WHAT TO PRODUCE ::
Word for word, transcribe the lines below and drop the pictures.

DATASET EXCERPTS ::
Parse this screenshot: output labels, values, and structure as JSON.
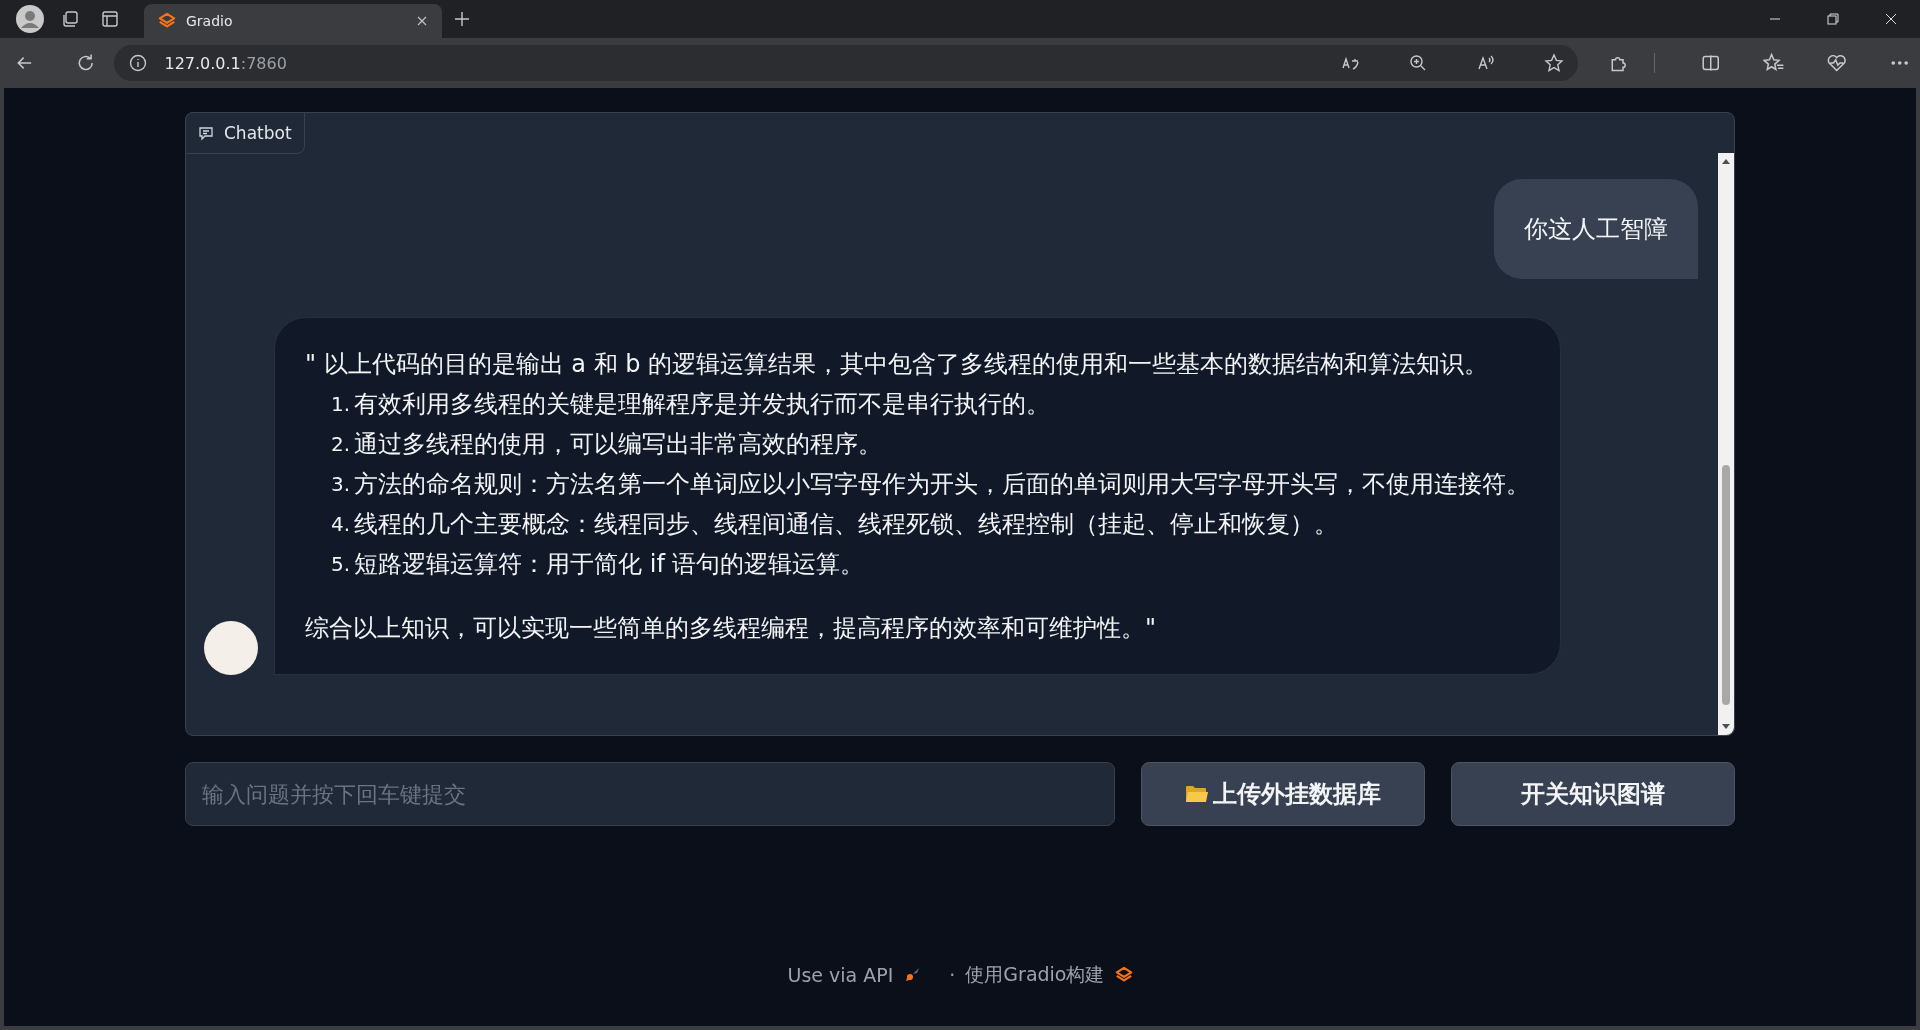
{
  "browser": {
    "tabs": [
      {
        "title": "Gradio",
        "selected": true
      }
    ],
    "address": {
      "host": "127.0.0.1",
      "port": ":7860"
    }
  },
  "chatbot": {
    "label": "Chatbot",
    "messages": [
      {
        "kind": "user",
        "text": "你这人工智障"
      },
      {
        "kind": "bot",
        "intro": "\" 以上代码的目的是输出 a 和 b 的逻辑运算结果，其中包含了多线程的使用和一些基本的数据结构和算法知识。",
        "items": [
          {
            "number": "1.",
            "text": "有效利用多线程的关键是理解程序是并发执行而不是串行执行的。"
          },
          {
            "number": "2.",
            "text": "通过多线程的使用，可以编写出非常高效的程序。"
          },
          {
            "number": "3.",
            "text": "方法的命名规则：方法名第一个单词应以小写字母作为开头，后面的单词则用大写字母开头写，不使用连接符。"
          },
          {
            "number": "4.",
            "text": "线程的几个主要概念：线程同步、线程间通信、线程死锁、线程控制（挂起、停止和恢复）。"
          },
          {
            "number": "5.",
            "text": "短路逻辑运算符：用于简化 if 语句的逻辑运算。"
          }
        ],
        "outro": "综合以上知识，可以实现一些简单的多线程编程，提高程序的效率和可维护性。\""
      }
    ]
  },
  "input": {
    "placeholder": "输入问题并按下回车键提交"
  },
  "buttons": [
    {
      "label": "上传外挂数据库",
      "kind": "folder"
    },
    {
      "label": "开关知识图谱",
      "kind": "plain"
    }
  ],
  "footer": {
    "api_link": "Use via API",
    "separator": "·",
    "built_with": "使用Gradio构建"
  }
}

FINISHED EXERCISE ::
Parse this screenshot: output labels, values, and structure as JSON.
{
  "browser": {
    "tabs": [
      {
        "title": "Gradio",
        "selected": true
      }
    ],
    "address": {
      "host": "127.0.0.1",
      "port": ":7860"
    }
  },
  "chatbot": {
    "label": "Chatbot",
    "messages": [
      {
        "kind": "user",
        "text": "你这人工智障"
      },
      {
        "kind": "bot",
        "intro": "\" 以上代码的目的是输出 a 和 b 的逻辑运算结果，其中包含了多线程的使用和一些基本的数据结构和算法知识。",
        "items": [
          {
            "number": "1.",
            "text": "有效利用多线程的关键是理解程序是并发执行而不是串行执行的。"
          },
          {
            "number": "2.",
            "text": "通过多线程的使用，可以编写出非常高效的程序。"
          },
          {
            "number": "3.",
            "text": "方法的命名规则：方法名第一个单词应以小写字母作为开头，后面的单词则用大写字母开头写，不使用连接符。"
          },
          {
            "number": "4.",
            "text": "线程的几个主要概念：线程同步、线程间通信、线程死锁、线程控制（挂起、停止和恢复）。"
          },
          {
            "number": "5.",
            "text": "短路逻辑运算符：用于简化 if 语句的逻辑运算。"
          }
        ],
        "outro": "综合以上知识，可以实现一些简单的多线程编程，提高程序的效率和可维护性。\""
      }
    ]
  },
  "input": {
    "placeholder": "输入问题并按下回车键提交"
  },
  "buttons": [
    {
      "label": "上传外挂数据库",
      "kind": "folder"
    },
    {
      "label": "开关知识图谱",
      "kind": "plain"
    }
  ],
  "footer": {
    "api_link": "Use via API",
    "separator": "·",
    "built_with": "使用Gradio构建"
  }
}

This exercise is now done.